* _WRITTEN REQUEST_: Where a line holds "областном", copy it.

* _EXCERPTED RECORDS_:
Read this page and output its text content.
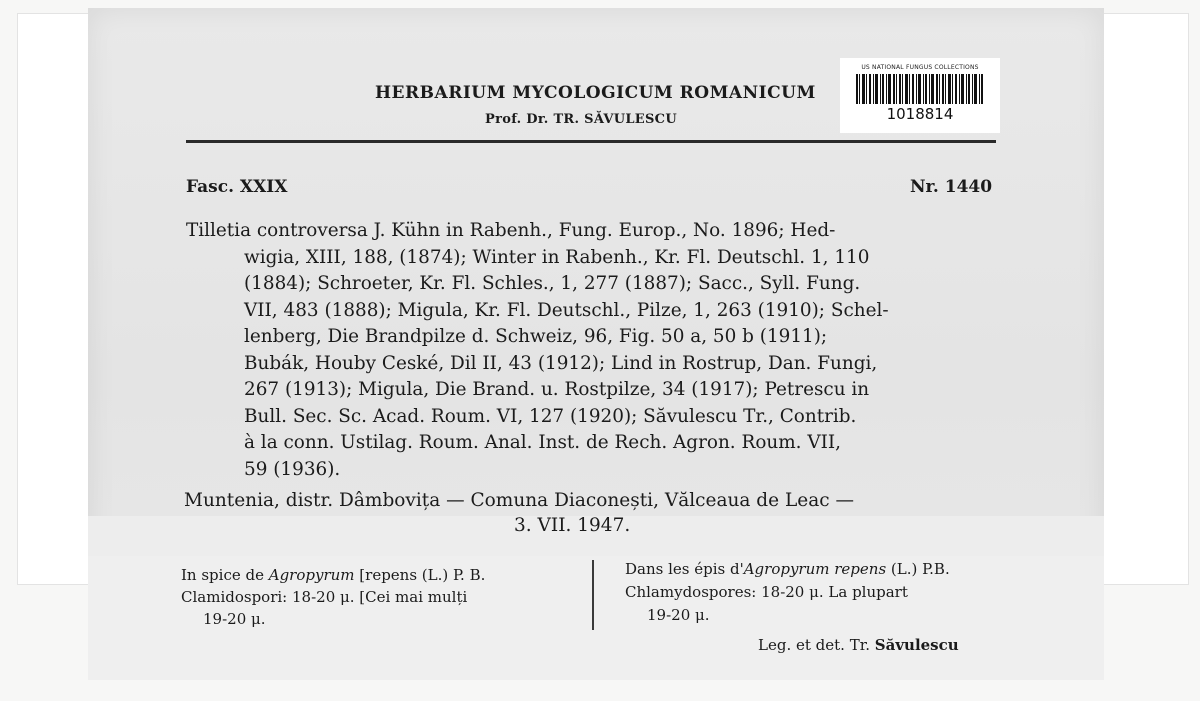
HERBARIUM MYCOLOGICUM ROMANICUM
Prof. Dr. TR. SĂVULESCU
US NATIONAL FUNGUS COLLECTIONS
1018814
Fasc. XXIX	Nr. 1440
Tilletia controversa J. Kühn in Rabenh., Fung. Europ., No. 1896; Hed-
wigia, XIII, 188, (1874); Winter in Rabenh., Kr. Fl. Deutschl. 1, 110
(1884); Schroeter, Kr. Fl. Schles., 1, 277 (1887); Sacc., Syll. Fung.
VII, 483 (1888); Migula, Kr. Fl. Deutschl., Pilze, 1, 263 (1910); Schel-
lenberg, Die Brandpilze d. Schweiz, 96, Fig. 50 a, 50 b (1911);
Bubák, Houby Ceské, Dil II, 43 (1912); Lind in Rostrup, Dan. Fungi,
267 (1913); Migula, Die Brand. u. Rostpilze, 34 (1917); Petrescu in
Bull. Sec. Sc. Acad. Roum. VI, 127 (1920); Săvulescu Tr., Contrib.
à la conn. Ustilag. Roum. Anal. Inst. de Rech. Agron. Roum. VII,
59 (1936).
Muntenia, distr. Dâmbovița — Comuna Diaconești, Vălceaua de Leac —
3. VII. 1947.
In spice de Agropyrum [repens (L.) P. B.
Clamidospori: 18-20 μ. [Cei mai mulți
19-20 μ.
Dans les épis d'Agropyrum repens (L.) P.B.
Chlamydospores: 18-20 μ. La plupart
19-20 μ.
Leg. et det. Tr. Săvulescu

--

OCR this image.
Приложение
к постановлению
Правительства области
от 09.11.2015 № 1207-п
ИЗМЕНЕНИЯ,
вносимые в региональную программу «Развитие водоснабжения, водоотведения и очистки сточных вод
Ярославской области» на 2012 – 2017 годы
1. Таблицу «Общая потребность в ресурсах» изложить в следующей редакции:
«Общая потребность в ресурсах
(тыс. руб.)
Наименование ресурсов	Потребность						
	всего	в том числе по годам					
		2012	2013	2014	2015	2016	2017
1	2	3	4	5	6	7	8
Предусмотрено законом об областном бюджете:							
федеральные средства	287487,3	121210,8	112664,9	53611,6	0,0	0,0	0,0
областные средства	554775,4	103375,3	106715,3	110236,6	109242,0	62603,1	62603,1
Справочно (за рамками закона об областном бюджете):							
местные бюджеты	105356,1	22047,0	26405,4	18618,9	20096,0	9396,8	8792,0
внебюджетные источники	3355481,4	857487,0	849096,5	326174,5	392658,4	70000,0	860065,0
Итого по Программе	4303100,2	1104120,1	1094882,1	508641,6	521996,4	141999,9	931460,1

* _EXERCISE SOLUTION_:
Предусмотрено законом об областном бюджете:							
Справочно (за рамками закона об областном бюджете):							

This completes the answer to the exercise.